__What you have to do__.
Please report how many lines in these records contain the string "from", and give nothing besides the number.

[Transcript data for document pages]
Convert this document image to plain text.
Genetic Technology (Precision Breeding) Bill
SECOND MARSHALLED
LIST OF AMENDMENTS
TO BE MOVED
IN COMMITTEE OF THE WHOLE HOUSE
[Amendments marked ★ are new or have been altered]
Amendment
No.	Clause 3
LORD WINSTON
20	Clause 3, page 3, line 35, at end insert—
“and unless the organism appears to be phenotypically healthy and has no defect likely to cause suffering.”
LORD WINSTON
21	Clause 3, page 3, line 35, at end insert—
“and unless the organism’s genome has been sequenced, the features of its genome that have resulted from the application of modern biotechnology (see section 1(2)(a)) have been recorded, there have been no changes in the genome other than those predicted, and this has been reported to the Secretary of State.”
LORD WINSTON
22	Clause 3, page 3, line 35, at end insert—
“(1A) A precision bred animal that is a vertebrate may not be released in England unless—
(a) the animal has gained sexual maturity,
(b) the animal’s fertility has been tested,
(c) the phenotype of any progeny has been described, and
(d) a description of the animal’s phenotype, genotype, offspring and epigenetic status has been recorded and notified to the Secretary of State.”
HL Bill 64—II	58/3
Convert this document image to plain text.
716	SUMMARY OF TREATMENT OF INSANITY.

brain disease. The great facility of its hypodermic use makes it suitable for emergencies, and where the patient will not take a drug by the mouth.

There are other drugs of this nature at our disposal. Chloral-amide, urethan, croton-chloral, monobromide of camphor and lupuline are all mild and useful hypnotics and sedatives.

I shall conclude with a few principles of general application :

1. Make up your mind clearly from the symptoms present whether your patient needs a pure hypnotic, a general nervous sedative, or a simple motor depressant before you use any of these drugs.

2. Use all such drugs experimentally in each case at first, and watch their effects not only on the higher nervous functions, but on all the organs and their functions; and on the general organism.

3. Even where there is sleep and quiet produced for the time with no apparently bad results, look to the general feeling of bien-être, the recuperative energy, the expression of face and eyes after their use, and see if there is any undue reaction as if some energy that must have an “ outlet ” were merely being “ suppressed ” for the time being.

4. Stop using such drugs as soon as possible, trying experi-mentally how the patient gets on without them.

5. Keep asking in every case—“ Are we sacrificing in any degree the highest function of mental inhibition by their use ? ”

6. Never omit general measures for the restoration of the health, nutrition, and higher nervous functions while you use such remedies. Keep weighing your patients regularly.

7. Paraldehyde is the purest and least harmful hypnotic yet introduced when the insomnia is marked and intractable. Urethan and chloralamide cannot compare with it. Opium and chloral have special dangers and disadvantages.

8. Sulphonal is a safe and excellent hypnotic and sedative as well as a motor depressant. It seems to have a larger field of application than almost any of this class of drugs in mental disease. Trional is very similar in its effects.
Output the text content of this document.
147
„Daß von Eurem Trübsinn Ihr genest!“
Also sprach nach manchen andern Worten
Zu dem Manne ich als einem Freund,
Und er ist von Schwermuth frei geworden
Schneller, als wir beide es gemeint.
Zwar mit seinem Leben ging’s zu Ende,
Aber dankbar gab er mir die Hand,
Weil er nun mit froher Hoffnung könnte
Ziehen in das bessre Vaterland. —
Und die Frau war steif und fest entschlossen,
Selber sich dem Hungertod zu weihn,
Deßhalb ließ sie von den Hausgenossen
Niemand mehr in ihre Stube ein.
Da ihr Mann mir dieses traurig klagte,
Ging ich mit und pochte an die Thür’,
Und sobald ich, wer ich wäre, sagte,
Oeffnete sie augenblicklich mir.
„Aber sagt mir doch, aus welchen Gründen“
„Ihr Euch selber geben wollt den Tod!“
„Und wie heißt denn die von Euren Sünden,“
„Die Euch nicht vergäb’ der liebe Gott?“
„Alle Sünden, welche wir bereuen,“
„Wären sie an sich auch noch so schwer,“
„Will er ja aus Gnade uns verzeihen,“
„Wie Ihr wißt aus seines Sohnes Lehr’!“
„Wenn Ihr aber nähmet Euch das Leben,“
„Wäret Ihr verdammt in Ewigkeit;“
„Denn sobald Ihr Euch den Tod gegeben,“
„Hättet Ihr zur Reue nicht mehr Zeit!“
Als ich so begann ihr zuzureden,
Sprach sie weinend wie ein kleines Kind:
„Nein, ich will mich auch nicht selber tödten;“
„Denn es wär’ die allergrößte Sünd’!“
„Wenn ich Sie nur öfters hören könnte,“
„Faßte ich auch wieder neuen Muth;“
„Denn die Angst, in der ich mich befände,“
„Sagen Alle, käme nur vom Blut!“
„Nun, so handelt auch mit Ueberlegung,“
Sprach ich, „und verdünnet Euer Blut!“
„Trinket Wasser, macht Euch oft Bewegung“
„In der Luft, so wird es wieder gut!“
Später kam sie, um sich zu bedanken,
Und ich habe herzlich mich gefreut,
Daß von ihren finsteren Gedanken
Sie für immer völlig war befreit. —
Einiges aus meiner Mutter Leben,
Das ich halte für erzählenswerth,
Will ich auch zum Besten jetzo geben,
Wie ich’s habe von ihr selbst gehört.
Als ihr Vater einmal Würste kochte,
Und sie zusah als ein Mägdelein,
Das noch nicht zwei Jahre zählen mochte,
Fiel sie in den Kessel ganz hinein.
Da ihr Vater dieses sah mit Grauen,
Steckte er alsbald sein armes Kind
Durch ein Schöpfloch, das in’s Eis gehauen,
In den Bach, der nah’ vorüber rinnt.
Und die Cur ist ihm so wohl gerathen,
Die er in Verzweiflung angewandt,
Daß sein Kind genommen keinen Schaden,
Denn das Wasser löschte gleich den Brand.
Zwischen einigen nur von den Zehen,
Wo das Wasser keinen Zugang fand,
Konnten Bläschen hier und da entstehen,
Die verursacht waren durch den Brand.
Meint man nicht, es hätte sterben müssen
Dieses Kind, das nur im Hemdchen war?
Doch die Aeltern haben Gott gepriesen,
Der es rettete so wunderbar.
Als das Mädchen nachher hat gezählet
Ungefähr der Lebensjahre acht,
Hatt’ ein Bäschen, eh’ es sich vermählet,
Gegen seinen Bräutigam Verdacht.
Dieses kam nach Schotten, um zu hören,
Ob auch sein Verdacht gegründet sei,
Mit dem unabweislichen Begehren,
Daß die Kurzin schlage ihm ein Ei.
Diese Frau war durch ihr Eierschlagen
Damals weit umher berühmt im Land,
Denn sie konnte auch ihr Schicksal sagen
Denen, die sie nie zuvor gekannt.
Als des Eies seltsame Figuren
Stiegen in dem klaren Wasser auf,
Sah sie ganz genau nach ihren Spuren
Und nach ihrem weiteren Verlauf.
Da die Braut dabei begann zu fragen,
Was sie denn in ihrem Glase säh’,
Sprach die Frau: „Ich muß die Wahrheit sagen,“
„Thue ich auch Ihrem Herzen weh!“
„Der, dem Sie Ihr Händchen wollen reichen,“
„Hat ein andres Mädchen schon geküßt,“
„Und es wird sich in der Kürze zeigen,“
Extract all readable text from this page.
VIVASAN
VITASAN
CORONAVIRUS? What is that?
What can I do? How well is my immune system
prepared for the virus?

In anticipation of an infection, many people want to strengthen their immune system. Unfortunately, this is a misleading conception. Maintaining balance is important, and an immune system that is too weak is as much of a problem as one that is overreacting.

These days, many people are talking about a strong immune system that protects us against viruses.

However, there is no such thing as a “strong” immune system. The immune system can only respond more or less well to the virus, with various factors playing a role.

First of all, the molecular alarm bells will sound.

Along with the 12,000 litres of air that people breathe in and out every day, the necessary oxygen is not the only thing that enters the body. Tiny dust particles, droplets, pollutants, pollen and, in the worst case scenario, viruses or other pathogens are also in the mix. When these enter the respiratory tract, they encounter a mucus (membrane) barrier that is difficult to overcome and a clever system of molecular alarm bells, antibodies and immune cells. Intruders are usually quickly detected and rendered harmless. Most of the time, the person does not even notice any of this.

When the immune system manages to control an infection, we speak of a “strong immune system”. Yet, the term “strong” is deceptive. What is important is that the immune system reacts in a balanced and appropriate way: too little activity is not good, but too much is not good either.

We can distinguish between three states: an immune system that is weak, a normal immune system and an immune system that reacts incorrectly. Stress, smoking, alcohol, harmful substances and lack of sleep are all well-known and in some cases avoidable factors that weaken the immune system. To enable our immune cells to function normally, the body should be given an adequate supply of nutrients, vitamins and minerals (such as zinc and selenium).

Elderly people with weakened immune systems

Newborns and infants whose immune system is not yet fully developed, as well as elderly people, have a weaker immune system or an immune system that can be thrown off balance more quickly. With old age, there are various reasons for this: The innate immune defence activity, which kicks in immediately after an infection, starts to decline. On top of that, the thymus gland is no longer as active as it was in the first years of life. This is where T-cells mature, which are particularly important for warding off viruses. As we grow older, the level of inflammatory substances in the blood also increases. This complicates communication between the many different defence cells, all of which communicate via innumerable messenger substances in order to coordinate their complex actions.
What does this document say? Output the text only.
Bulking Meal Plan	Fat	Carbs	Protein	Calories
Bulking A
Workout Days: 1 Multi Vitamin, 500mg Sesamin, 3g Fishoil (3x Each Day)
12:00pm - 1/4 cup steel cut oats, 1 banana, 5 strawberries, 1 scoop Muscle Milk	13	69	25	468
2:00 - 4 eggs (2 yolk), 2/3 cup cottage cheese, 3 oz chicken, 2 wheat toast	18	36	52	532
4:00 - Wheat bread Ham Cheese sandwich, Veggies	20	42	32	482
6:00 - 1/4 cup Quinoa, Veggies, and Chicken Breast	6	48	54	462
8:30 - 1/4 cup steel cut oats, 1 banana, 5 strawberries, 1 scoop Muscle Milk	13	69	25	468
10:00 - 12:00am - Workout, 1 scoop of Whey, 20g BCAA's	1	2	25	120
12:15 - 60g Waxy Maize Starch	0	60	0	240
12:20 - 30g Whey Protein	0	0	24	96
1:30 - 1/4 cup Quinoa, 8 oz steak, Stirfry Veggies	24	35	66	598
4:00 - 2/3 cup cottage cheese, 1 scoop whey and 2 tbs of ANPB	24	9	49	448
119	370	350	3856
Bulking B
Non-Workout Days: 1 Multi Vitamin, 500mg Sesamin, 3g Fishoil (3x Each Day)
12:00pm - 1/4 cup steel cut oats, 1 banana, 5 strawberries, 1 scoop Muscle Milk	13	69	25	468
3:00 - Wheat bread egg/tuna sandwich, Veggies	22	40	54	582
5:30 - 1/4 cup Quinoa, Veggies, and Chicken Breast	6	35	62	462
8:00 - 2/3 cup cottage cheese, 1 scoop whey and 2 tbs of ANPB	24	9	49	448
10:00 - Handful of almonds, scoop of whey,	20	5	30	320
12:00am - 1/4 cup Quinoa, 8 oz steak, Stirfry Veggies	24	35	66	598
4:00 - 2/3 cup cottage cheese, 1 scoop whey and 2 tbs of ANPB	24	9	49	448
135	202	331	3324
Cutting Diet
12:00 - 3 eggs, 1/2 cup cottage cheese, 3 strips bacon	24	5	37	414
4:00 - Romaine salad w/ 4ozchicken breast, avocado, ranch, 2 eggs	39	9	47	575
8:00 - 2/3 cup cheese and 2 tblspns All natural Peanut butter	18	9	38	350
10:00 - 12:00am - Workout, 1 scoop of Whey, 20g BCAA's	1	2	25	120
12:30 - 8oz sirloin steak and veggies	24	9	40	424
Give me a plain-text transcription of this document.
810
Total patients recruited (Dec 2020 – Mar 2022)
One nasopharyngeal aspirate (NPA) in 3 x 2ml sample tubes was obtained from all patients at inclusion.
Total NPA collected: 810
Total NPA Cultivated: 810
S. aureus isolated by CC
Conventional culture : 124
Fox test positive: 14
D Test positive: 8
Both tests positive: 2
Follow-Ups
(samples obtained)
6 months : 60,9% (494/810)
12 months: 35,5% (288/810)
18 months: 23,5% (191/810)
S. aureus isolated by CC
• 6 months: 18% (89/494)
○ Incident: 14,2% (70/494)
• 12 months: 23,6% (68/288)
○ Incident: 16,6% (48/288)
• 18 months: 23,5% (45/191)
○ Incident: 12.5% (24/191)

__Answer for the task__.
4